▸ **GIVEN PROBLEM**
Copy out every line of the data exactly.

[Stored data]

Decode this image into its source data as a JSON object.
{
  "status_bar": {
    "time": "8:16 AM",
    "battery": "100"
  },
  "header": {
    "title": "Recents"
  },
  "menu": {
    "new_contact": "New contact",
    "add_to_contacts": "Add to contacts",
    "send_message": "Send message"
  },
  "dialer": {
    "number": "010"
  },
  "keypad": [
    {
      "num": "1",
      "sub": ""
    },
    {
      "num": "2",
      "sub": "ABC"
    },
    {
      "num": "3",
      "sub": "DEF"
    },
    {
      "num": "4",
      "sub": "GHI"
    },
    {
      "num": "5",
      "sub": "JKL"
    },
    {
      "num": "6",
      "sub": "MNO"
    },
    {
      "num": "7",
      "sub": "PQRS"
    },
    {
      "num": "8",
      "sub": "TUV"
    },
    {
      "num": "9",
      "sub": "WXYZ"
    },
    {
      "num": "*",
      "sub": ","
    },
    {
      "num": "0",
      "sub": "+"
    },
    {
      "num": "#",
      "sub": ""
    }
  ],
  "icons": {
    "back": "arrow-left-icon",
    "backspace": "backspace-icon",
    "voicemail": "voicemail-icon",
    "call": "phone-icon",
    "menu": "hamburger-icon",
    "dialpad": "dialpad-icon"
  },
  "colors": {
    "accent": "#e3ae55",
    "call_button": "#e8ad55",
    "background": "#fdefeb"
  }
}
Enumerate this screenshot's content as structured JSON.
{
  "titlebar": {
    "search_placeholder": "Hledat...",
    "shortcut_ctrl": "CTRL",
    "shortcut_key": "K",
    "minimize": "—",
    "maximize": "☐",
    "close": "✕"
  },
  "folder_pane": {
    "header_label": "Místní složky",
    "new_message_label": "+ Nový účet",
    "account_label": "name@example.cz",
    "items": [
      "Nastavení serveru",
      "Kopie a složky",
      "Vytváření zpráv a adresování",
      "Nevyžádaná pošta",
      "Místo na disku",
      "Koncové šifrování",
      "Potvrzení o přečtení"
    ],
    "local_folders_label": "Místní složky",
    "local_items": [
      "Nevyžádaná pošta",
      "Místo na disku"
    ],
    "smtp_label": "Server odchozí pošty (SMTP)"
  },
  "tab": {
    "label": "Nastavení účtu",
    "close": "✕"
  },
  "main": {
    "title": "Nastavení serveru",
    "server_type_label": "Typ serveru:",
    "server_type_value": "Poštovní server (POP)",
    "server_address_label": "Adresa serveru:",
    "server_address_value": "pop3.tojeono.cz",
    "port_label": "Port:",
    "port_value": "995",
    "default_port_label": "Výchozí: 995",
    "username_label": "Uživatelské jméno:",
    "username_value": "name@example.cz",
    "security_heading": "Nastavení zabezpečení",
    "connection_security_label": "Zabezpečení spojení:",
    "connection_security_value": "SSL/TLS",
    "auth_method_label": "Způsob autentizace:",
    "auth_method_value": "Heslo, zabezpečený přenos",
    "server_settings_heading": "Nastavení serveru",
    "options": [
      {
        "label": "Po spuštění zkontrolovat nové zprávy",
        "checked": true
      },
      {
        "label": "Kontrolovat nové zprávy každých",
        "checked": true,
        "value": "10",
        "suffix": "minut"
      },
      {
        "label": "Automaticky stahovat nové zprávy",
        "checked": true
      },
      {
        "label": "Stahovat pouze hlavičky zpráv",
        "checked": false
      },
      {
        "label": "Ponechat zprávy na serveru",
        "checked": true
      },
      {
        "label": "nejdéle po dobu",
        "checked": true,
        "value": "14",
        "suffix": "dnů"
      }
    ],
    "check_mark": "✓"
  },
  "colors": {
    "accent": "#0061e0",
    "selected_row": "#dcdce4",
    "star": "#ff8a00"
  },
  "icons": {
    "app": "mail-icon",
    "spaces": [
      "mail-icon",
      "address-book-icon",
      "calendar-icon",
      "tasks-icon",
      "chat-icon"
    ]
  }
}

▸ **THE ANSWER**
Decode this image into its source data as a JSON object.
{
  "status_bar": {
    "time": "8:16 AM",
    "battery": "100"
  },
  "header": {
    "title": "Recents"
  },
  "menu": {
    "new_contact": "New contact",
    "add_to_contacts": "Add to contacts",
    "send_message": "Send message"
  },
  "dialer": {
    "number": "010"
  },
  "keypad": [
    {
      "num": "1",
      "sub": ""
    },
    {
      "num": "2",
      "sub": "ABC"
    },
    {
      "num": "3",
      "sub": "DEF"
    },
    {
      "num": "4",
      "sub": "GHI"
    },
    {
      "num": "5",
      "sub": "JKL"
    },
    {
      "num": "6",
      "sub": "MNO"
    },
    {
      "num": "7",
      "sub": "PQRS"
    },
    {
      "num": "8",
      "sub": "TUV"
    },
    {
      "num": "9",
      "sub": "WXYZ"
    },
    {
      "num": "*",
      "sub": ","
    },
    {
      "num": "0",
      "sub": "+"
    },
    {
      "num": "#",
      "sub": ""
    }
  ],
  "icons": {
    "back": "arrow-left-icon",
    "backspace": "backspace-icon",
    "voicemail": "voicemail-icon",
    "call": "phone-icon",
    "menu": "hamburger-icon",
    "dialpad": "dialpad-icon"
  },
  "colors": {
    "accent": "#e3ae55",
    "call_button": "#e8ad55",
    "background": "#fdefeb"
  }
}
Enumerate this screenshot's content as structured JSON.
{
  "titlebar": {
    "search_placeholder": "Hledat...",
    "shortcut_ctrl": "CTRL",
    "shortcut_key": "K",
    "minimize": "—",
    "maximize": "☐",
    "close": "✕"
  },
  "folder_pane": {
    "header_label": "Místní složky",
    "new_message_label": "+ Nový účet",
    "account_label": "name@example.cz",
    "items": [
      "Nastavení serveru",
      "Kopie a složky",
      "Vytváření zpráv a adresování",
      "Nevyžádaná pošta",
      "Místo na disku",
      "Koncové šifrování",
      "Potvrzení o přečtení"
    ],
    "local_folders_label": "Místní složky",
    "local_items": [
      "Nevyžádaná pošta",
      "Místo na disku"
    ],
    "smtp_label": "Server odchozí pošty (SMTP)"
  },
  "tab": {
    "label": "Nastavení účtu",
    "close": "✕"
  },
  "main": {
    "title": "Nastavení serveru",
    "server_type_label": "Typ serveru:",
    "server_type_value": "Poštovní server (POP)",
    "server_address_label": "Adresa serveru:",
    "server_address_value": "pop3.tojeono.cz",
    "port_label": "Port:",
    "port_value": "995",
    "default_port_label": "Výchozí: 995",
    "username_label": "Uživatelské jméno:",
    "username_value": "name@example.cz",
    "security_heading": "Nastavení zabezpečení",
    "connection_security_label": "Zabezpečení spojení:",
    "connection_security_value": "SSL/TLS",
    "auth_method_label": "Způsob autentizace:",
    "auth_method_value": "Heslo, zabezpečený přenos",
    "server_settings_heading": "Nastavení serveru",
    "options": [
      {
        "label": "Po spuštění zkontrolovat nové zprávy",
        "checked": true
      },
      {
        "label": "Kontrolovat nové zprávy každých",
        "checked": true,
        "value": "10",
        "suffix": "minut"
      },
      {
        "label": "Automaticky stahovat nové zprávy",
        "checked": true
      },
      {
        "label": "Stahovat pouze hlavičky zpráv",
        "checked": false
      },
      {
        "label": "Ponechat zprávy na serveru",
        "checked": true
      },
      {
        "label": "nejdéle po dobu",
        "checked": true,
        "value": "14",
        "suffix": "dnů"
      }
    ],
    "check_mark": "✓"
  },
  "colors": {
    "accent": "#0061e0",
    "selected_row": "#dcdce4",
    "star": "#ff8a00"
  },
  "icons": {
    "app": "mail-icon",
    "spaces": [
      "mail-icon",
      "address-book-icon",
      "calendar-icon",
      "tasks-icon",
      "chat-icon"
    ]
  }
}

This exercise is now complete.